Problem to solve:
Repeat the records verbatim and leave the pictures out of your copy.

Saved data entries:
::::
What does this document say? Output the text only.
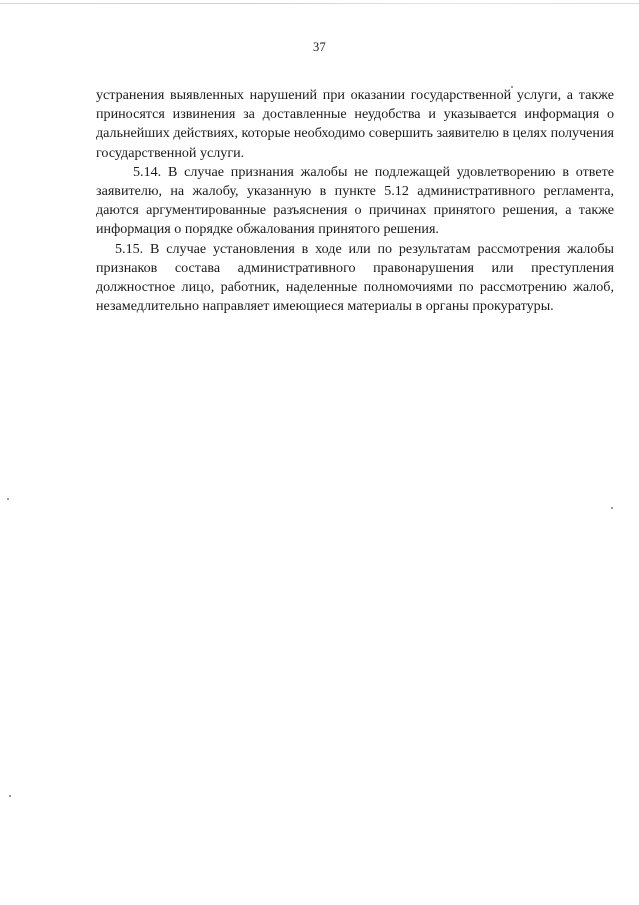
37

устранения выявленных нарушений при оказании государственной услуги, а также приносятся извинения за доставленные неудобства и указывается информация о дальнейших действиях, которые необходимо совершить заявителю в целях получения государственной услуги.

5.14. В случае признания жалобы не подлежащей удовлетворению в ответе заявителю, на жалобу, указанную в пункте 5.12 административного регламента, даются аргументированные разъяснения о причинах принятого решения, а также информация о порядке обжалования принятого решения.

5.15. В случае установления в ходе или по результатам рассмотрения жалобы признаков состава административного правонарушения или преступления должностное лицо, работник, наделенные полномочиями по рассмотрению жалоб, незамедлительно направляет имеющиеся материалы в органы прокуратуры.
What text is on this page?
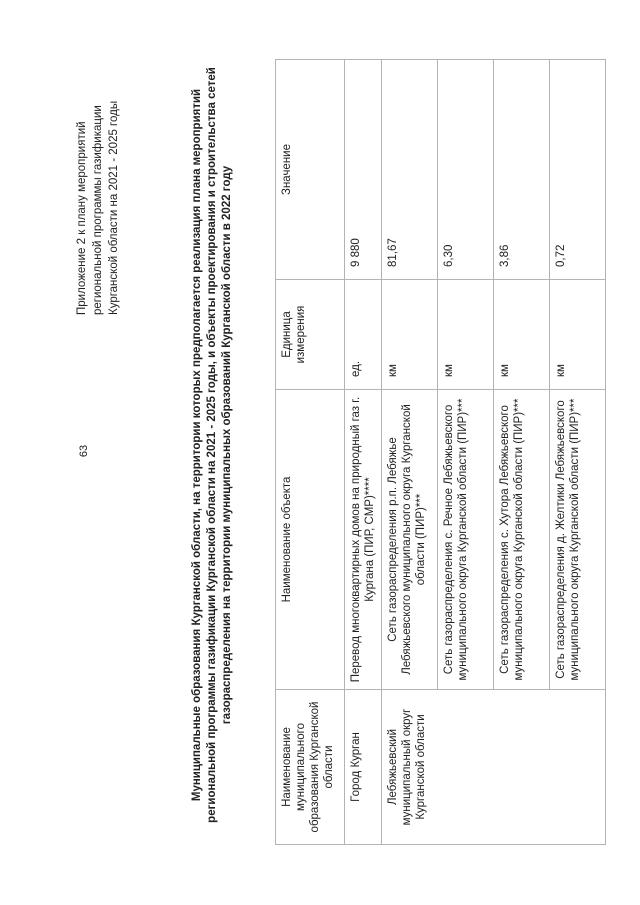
63
Приложение 2 к плану мероприятий региональной программы газификации Курганской области на 2021 - 2025 годы	Муниципальные образования Курганской области, на территории которых предполагается реализация плана мероприятий региональной программы газификации Курганской области на 2021 - 2025 годы, и объекты проектирования и строительства сетей газораспределения на территории муниципальных образований Курганской области в 2022 году
Наименование муниципального образования Курганской области	Наименование объекта	Единица измерения	Значение
Город Курган	Перевод многоквартирных домов на природный газ г. Кургана (ПИР, СМР)****	ед.	9 880
Лебяжьевский муниципальный округ Курганской области	Сеть газораспределения р.п. Лебяжье Лебяжьевского муниципального округа Курганской области (ПИР)***	км	81,67
	Сеть газораспределения с. Речное Лебяжьевского муниципального округа Курганской области (ПИР)***	км	6,30
	Сеть газораспределения с. Хутора Лебяжьевского муниципального округа Курганской области (ПИР)***	км	3,86
	Сеть газораспределения д. Желтики Лебяжьевского муниципального округа Курганской области (ПИР)***	км	0,72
::::
Exercise result:
What does this document say? Output the text only.
37

устранения выявленных нарушений при оказании государственной услуги, а также приносятся извинения за доставленные неудобства и указывается информация о дальнейших действиях, которые необходимо совершить заявителю в целях получения государственной услуги.

5.14. В случае признания жалобы не подлежащей удовлетворению в ответе заявителю, на жалобу, указанную в пункте 5.12 административного регламента, даются аргументированные разъяснения о причинах принятого решения, а также информация о порядке обжалования принятого решения.

5.15. В случае установления в ходе или по результатам рассмотрения жалобы признаков состава административного правонарушения или преступления должностное лицо, работник, наделенные полномочиями по рассмотрению жалоб, незамедлительно направляет имеющиеся материалы в органы прокуратуры.
What text is on this page?
63
Приложение 2 к плану мероприятий региональной программы газификации Курганской области на 2021 - 2025 годы	Муниципальные образования Курганской области, на территории которых предполагается реализация плана мероприятий региональной программы газификации Курганской области на 2021 - 2025 годы, и объекты проектирования и строительства сетей газораспределения на территории муниципальных образований Курганской области в 2022 году
Наименование муниципального образования Курганской области	Наименование объекта	Единица измерения	Значение
Город Курган	Перевод многоквартирных домов на природный газ г. Кургана (ПИР, СМР)****	ед.	9 880
Лебяжьевский муниципальный округ Курганской области	Сеть газораспределения р.п. Лебяжье Лебяжьевского муниципального округа Курганской области (ПИР)***	км	81,67
	Сеть газораспределения с. Речное Лебяжьевского муниципального округа Курганской области (ПИР)***	км	6,30
	Сеть газораспределения с. Хутора Лебяжьевского муниципального округа Курганской области (ПИР)***	км	3,86
	Сеть газораспределения д. Желтики Лебяжьевского муниципального округа Курганской области (ПИР)***	км	0,72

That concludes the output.